Aim of the task: Set down each line of the material that follows, exactly, with no pictures.

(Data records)
§
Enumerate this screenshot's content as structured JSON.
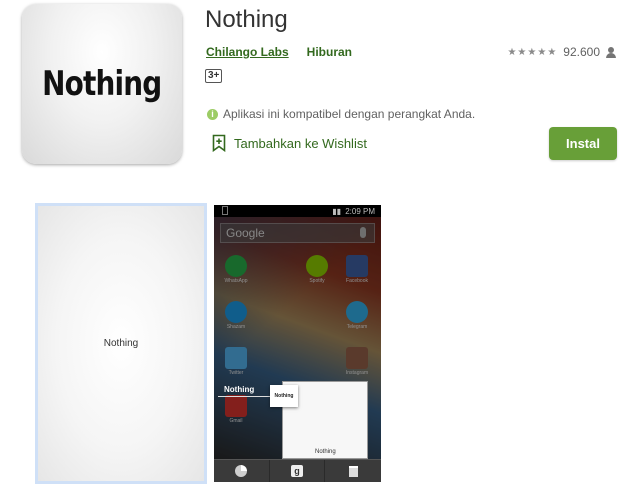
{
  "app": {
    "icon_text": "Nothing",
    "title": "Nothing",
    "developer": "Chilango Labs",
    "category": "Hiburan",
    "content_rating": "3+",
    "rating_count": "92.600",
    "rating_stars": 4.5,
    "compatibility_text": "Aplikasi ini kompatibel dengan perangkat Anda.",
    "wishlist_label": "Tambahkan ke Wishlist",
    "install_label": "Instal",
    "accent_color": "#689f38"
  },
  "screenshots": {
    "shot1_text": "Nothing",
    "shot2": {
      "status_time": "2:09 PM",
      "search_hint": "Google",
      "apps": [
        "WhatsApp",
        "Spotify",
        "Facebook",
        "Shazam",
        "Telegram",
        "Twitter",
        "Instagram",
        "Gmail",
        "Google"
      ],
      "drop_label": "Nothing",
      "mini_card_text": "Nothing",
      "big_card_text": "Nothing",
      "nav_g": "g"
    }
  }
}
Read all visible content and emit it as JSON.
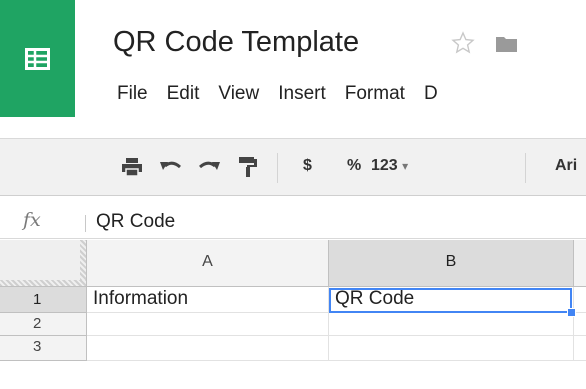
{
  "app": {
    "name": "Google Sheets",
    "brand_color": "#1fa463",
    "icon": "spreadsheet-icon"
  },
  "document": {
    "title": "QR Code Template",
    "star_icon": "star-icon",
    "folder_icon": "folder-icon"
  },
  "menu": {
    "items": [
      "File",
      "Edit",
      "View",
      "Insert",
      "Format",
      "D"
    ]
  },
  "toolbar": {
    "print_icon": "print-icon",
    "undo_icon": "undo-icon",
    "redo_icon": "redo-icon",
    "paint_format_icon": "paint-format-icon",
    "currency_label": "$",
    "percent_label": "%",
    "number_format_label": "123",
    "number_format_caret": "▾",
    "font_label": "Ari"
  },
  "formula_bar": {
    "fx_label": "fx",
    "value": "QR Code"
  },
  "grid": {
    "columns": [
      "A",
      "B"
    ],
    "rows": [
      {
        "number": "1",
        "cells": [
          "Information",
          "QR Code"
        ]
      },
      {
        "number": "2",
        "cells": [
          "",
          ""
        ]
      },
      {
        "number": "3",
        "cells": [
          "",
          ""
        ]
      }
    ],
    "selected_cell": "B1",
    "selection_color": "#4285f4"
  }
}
§
Task solution:
Enumerate this screenshot's content as structured JSON.
{
  "app": {
    "icon_text": "Nothing",
    "title": "Nothing",
    "developer": "Chilango Labs",
    "category": "Hiburan",
    "content_rating": "3+",
    "rating_count": "92.600",
    "rating_stars": 4.5,
    "compatibility_text": "Aplikasi ini kompatibel dengan perangkat Anda.",
    "wishlist_label": "Tambahkan ke Wishlist",
    "install_label": "Instal",
    "accent_color": "#689f38"
  },
  "screenshots": {
    "shot1_text": "Nothing",
    "shot2": {
      "status_time": "2:09 PM",
      "search_hint": "Google",
      "apps": [
        "WhatsApp",
        "Spotify",
        "Facebook",
        "Shazam",
        "Telegram",
        "Twitter",
        "Instagram",
        "Gmail",
        "Google"
      ],
      "drop_label": "Nothing",
      "mini_card_text": "Nothing",
      "big_card_text": "Nothing",
      "nav_g": "g"
    }
  }
}
Read all visible content and emit it as JSON.
{
  "app": {
    "name": "Google Sheets",
    "brand_color": "#1fa463",
    "icon": "spreadsheet-icon"
  },
  "document": {
    "title": "QR Code Template",
    "star_icon": "star-icon",
    "folder_icon": "folder-icon"
  },
  "menu": {
    "items": [
      "File",
      "Edit",
      "View",
      "Insert",
      "Format",
      "D"
    ]
  },
  "toolbar": {
    "print_icon": "print-icon",
    "undo_icon": "undo-icon",
    "redo_icon": "redo-icon",
    "paint_format_icon": "paint-format-icon",
    "currency_label": "$",
    "percent_label": "%",
    "number_format_label": "123",
    "number_format_caret": "▾",
    "font_label": "Ari"
  },
  "formula_bar": {
    "fx_label": "fx",
    "value": "QR Code"
  },
  "grid": {
    "columns": [
      "A",
      "B"
    ],
    "rows": [
      {
        "number": "1",
        "cells": [
          "Information",
          "QR Code"
        ]
      },
      {
        "number": "2",
        "cells": [
          "",
          ""
        ]
      },
      {
        "number": "3",
        "cells": [
          "",
          ""
        ]
      }
    ],
    "selected_cell": "B1",
    "selection_color": "#4285f4"
  }
}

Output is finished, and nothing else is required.